Job:
Extract all lines in the data that contain the word "python".

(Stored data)
● ● ● ● ●
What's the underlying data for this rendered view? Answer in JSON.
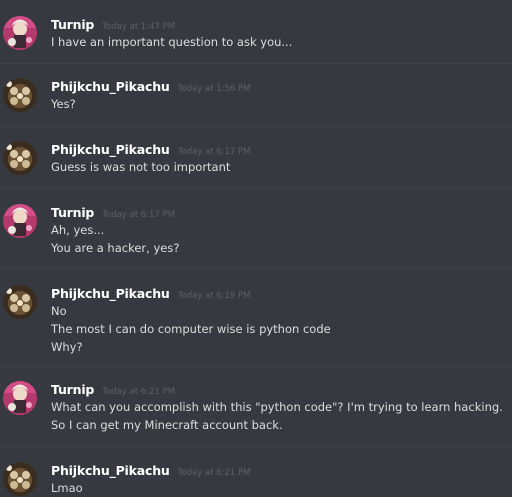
{
  "messages": [
    {
      "username": "Turnip",
      "timestamp": "Today at 1:47 PM",
      "avatar": "turnip-avatar",
      "lines": [
        "I have an important question to ask you..."
      ]
    },
    {
      "username": "Phijkchu_Pikachu",
      "timestamp": "Today at 1:56 PM",
      "avatar": "pikachu-avatar",
      "lines": [
        "Yes?"
      ]
    },
    {
      "username": "Phijkchu_Pikachu",
      "timestamp": "Today at 6:17 PM",
      "avatar": "pikachu-avatar",
      "lines": [
        "Guess is was not too important"
      ]
    },
    {
      "username": "Turnip",
      "timestamp": "Today at 6:17 PM",
      "avatar": "turnip-avatar",
      "lines": [
        "Ah, yes...",
        "You are a hacker, yes?"
      ]
    },
    {
      "username": "Phijkchu_Pikachu",
      "timestamp": "Today at 6:19 PM",
      "avatar": "pikachu-avatar",
      "lines": [
        "No",
        "The most I can do computer wise is python code",
        "Why?"
      ]
    },
    {
      "username": "Turnip",
      "timestamp": "Today at 6:21 PM",
      "avatar": "turnip-avatar",
      "lines": [
        "What can you accomplish with this \"python code\"?  I'm trying to learn hacking.",
        "So I can get my Minecraft account back."
      ]
    },
    {
      "username": "Phijkchu_Pikachu",
      "timestamp": "Today at 6:21 PM",
      "avatar": "pikachu-avatar",
      "lines": [
        "Lmao"
      ]
    }
  ],
  "colors": {
    "background": "#36393f",
    "username": "#ffffff",
    "timestamp": "#5e6166",
    "message_text": "#dcddde"
  }
}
● ● ● ● ●
Result of this exercise:
        "The most I can do computer wise is python code",
        "What can you accomplish with this \"python code\"?  I'm trying to learn hacking.",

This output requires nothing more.